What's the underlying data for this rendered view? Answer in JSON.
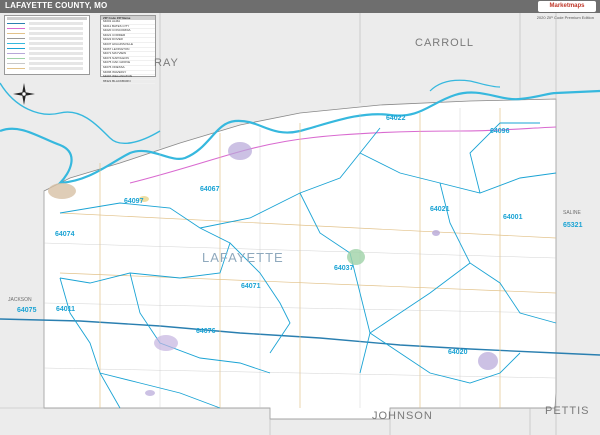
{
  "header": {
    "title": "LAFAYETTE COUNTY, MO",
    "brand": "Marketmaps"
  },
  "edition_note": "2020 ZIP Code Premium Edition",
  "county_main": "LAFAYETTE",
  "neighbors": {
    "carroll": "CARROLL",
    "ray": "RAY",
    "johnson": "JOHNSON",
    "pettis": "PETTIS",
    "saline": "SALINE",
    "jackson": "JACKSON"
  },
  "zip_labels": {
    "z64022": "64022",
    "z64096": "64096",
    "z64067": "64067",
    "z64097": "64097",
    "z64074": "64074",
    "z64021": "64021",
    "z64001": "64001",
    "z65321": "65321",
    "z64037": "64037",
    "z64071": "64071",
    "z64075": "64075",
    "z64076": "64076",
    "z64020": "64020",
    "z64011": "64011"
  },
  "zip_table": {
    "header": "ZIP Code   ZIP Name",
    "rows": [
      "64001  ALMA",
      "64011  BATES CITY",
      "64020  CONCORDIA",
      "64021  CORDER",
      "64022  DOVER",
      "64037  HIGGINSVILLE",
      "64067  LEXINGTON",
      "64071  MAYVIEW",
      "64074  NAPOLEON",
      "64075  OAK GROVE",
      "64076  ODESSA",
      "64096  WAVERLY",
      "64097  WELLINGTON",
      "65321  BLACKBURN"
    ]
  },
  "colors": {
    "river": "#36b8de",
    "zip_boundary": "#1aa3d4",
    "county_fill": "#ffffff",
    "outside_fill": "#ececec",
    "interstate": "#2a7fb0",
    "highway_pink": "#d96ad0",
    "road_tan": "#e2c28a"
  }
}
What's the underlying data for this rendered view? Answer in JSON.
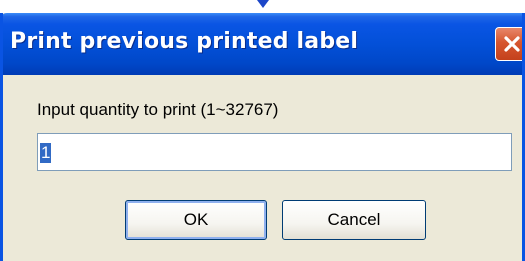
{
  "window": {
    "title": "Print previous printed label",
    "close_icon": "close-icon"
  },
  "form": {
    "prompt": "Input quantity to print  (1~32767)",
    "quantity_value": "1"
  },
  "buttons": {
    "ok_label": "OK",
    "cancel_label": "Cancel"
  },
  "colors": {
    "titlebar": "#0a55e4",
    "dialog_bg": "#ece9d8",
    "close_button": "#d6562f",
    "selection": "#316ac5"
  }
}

· · · · · · ·

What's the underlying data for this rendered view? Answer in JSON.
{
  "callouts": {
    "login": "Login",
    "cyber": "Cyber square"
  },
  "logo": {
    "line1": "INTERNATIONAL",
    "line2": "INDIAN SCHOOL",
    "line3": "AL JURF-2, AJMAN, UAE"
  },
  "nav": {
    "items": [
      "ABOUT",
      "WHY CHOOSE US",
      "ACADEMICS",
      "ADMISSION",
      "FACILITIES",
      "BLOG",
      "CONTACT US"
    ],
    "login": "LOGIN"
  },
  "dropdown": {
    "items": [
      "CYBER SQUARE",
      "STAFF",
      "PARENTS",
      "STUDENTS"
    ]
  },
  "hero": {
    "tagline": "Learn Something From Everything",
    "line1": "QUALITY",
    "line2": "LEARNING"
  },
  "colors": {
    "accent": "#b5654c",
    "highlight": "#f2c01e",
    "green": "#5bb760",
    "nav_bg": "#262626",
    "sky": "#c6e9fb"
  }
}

· · · · · · ·

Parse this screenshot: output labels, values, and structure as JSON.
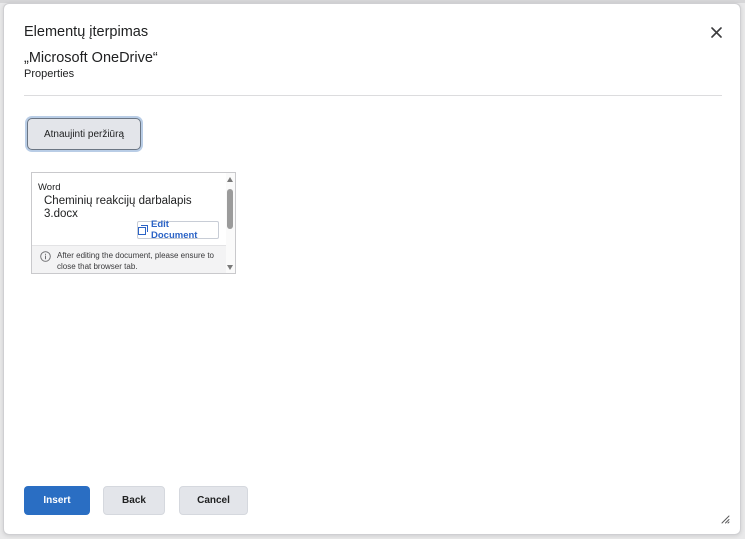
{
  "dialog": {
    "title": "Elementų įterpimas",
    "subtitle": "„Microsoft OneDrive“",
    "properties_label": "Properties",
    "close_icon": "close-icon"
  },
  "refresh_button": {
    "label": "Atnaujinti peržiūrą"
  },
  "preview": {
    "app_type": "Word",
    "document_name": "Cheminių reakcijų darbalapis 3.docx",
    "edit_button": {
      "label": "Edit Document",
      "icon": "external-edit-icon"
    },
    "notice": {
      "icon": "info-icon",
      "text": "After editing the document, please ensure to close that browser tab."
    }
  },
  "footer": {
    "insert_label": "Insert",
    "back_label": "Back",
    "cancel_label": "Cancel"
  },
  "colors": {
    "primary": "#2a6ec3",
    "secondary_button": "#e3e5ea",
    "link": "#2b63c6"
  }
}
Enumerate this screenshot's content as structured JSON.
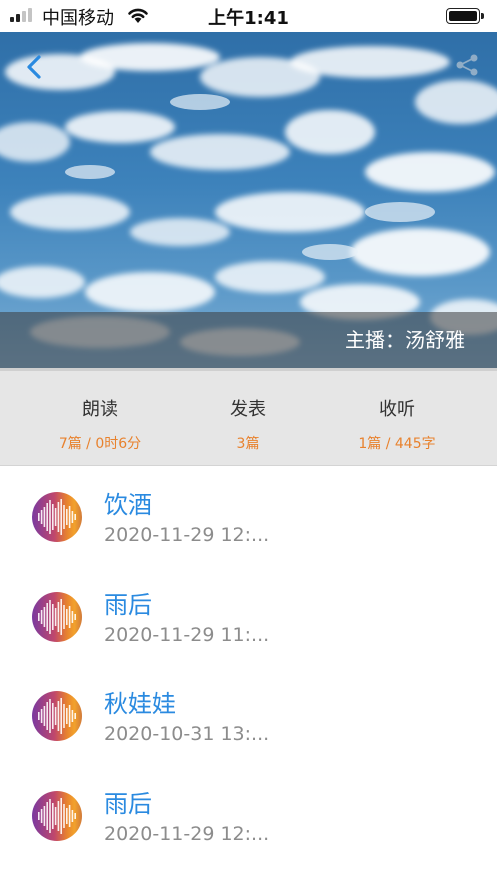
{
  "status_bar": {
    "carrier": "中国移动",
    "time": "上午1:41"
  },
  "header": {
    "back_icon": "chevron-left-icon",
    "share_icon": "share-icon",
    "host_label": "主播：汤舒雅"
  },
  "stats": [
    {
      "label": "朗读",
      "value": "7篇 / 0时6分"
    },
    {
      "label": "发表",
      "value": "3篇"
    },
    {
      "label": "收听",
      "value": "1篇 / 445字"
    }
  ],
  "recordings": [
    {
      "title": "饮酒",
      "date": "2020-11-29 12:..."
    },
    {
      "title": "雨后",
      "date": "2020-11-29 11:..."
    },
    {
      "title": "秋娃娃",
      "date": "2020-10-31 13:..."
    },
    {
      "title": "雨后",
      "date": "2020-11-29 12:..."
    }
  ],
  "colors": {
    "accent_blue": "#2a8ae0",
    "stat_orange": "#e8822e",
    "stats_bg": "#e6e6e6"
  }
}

· · · · · · ·

Aim of the exercise:
Count the lines of the listing above that include the word "Code" and state the total with nothing else.

Final result:
2